Copy out all the records, word for word.
begin
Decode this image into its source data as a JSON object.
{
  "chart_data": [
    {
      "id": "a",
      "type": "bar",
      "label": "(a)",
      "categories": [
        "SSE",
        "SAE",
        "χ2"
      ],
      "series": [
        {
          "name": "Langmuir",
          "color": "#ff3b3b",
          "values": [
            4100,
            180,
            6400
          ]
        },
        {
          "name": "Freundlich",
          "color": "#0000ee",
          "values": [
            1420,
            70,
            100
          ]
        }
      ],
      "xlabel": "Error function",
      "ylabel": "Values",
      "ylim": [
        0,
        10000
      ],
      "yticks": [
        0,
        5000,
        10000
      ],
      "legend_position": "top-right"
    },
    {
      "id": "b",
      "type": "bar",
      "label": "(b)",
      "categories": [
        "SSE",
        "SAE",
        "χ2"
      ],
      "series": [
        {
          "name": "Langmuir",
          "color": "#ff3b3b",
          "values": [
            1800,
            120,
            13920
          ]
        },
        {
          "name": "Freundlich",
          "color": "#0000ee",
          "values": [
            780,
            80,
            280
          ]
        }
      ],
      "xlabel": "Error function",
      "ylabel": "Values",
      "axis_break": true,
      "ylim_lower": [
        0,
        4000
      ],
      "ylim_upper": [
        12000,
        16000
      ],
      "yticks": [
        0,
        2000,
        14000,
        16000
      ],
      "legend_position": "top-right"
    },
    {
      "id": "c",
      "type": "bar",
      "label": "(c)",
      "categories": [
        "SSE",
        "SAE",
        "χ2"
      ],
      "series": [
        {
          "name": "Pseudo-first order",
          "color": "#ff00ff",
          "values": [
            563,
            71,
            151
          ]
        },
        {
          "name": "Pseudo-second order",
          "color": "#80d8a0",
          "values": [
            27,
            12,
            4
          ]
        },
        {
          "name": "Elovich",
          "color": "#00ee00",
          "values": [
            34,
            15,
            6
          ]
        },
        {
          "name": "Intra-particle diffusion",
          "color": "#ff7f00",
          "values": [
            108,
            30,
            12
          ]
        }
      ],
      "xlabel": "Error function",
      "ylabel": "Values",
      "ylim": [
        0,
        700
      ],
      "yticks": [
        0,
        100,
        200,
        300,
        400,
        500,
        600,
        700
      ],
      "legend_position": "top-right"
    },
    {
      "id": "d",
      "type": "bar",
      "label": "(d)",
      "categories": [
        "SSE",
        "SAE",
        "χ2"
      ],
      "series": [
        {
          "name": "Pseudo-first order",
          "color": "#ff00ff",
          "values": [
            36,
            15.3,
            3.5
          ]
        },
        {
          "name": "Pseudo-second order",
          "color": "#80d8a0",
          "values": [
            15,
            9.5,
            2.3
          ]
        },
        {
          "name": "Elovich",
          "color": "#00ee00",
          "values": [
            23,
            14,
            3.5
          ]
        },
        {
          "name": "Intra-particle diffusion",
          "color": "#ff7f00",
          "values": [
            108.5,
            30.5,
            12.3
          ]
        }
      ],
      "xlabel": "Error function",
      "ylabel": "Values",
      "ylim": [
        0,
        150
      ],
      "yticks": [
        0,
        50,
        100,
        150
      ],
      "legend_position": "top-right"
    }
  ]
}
end
- Exercise output:
Decode this image into its source data as a JSON object.
{
  "chart_data": [
    {
      "id": "a",
      "type": "bar",
      "label": "(a)",
      "categories": [
        "SSE",
        "SAE",
        "χ2"
      ],
      "series": [
        {
          "name": "Langmuir",
          "color": "#ff3b3b",
          "values": [
            4100,
            180,
            6400
          ]
        },
        {
          "name": "Freundlich",
          "color": "#0000ee",
          "values": [
            1420,
            70,
            100
          ]
        }
      ],
      "xlabel": "Error function",
      "ylabel": "Values",
      "ylim": [
        0,
        10000
      ],
      "yticks": [
        0,
        5000,
        10000
      ],
      "legend_position": "top-right"
    },
    {
      "id": "b",
      "type": "bar",
      "label": "(b)",
      "categories": [
        "SSE",
        "SAE",
        "χ2"
      ],
      "series": [
        {
          "name": "Langmuir",
          "color": "#ff3b3b",
          "values": [
            1800,
            120,
            13920
          ]
        },
        {
          "name": "Freundlich",
          "color": "#0000ee",
          "values": [
            780,
            80,
            280
          ]
        }
      ],
      "xlabel": "Error function",
      "ylabel": "Values",
      "axis_break": true,
      "ylim_lower": [
        0,
        4000
      ],
      "ylim_upper": [
        12000,
        16000
      ],
      "yticks": [
        0,
        2000,
        14000,
        16000
      ],
      "legend_position": "top-right"
    },
    {
      "id": "c",
      "type": "bar",
      "label": "(c)",
      "categories": [
        "SSE",
        "SAE",
        "χ2"
      ],
      "series": [
        {
          "name": "Pseudo-first order",
          "color": "#ff00ff",
          "values": [
            563,
            71,
            151
          ]
        },
        {
          "name": "Pseudo-second order",
          "color": "#80d8a0",
          "values": [
            27,
            12,
            4
          ]
        },
        {
          "name": "Elovich",
          "color": "#00ee00",
          "values": [
            34,
            15,
            6
          ]
        },
        {
          "name": "Intra-particle diffusion",
          "color": "#ff7f00",
          "values": [
            108,
            30,
            12
          ]
        }
      ],
      "xlabel": "Error function",
      "ylabel": "Values",
      "ylim": [
        0,
        700
      ],
      "yticks": [
        0,
        100,
        200,
        300,
        400,
        500,
        600,
        700
      ],
      "legend_position": "top-right"
    },
    {
      "id": "d",
      "type": "bar",
      "label": "(d)",
      "categories": [
        "SSE",
        "SAE",
        "χ2"
      ],
      "series": [
        {
          "name": "Pseudo-first order",
          "color": "#ff00ff",
          "values": [
            36,
            15.3,
            3.5
          ]
        },
        {
          "name": "Pseudo-second order",
          "color": "#80d8a0",
          "values": [
            15,
            9.5,
            2.3
          ]
        },
        {
          "name": "Elovich",
          "color": "#00ee00",
          "values": [
            23,
            14,
            3.5
          ]
        },
        {
          "name": "Intra-particle diffusion",
          "color": "#ff7f00",
          "values": [
            108.5,
            30.5,
            12.3
          ]
        }
      ],
      "xlabel": "Error function",
      "ylabel": "Values",
      "ylim": [
        0,
        150
      ],
      "yticks": [
        0,
        50,
        100,
        150
      ],
      "legend_position": "top-right"
    }
  ]
}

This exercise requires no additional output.